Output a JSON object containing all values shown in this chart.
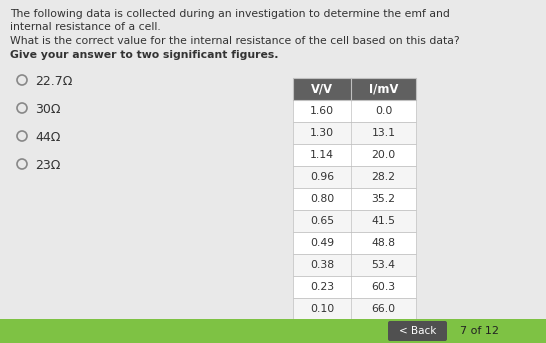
{
  "title_line1": "The following data is collected during an investigation to determine the emf and",
  "title_line2": "internal resistance of a cell.",
  "question_line1": "What is the correct value for the internal resistance of the cell based on this data?",
  "question_line2": "Give your answer to two significant figures.",
  "options": [
    "22.7Ω",
    "30Ω",
    "44Ω",
    "23Ω"
  ],
  "table_headers": [
    "V/V",
    "I/mV"
  ],
  "table_data_v": [
    "1.60",
    "1.30",
    "1.14",
    "0.96",
    "0.80",
    "0.65",
    "0.49",
    "0.38",
    "0.23",
    "0.10"
  ],
  "table_data_i": [
    "0.0",
    "13.1",
    "20.0",
    "28.2",
    "35.2",
    "41.5",
    "48.8",
    "53.4",
    "60.3",
    "66.0"
  ],
  "bg_color": "#e9e9e9",
  "table_header_bg": "#606060",
  "table_header_text": "#ffffff",
  "table_row_bg1": "#ffffff",
  "table_row_bg2": "#f5f5f5",
  "table_border": "#c0c0c0",
  "footer_bg": "#7ec244",
  "back_btn_bg": "#505050",
  "back_btn_text": "< Back",
  "page_info": "7 of 12",
  "text_color": "#333333",
  "option_circle_color": "#888888",
  "font_size_body": 7.8,
  "font_size_option": 9.0,
  "font_size_table": 7.8,
  "font_size_footer": 7.5
}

________________________

Scan the records above and report how many lines include the word "this", without any other text.

2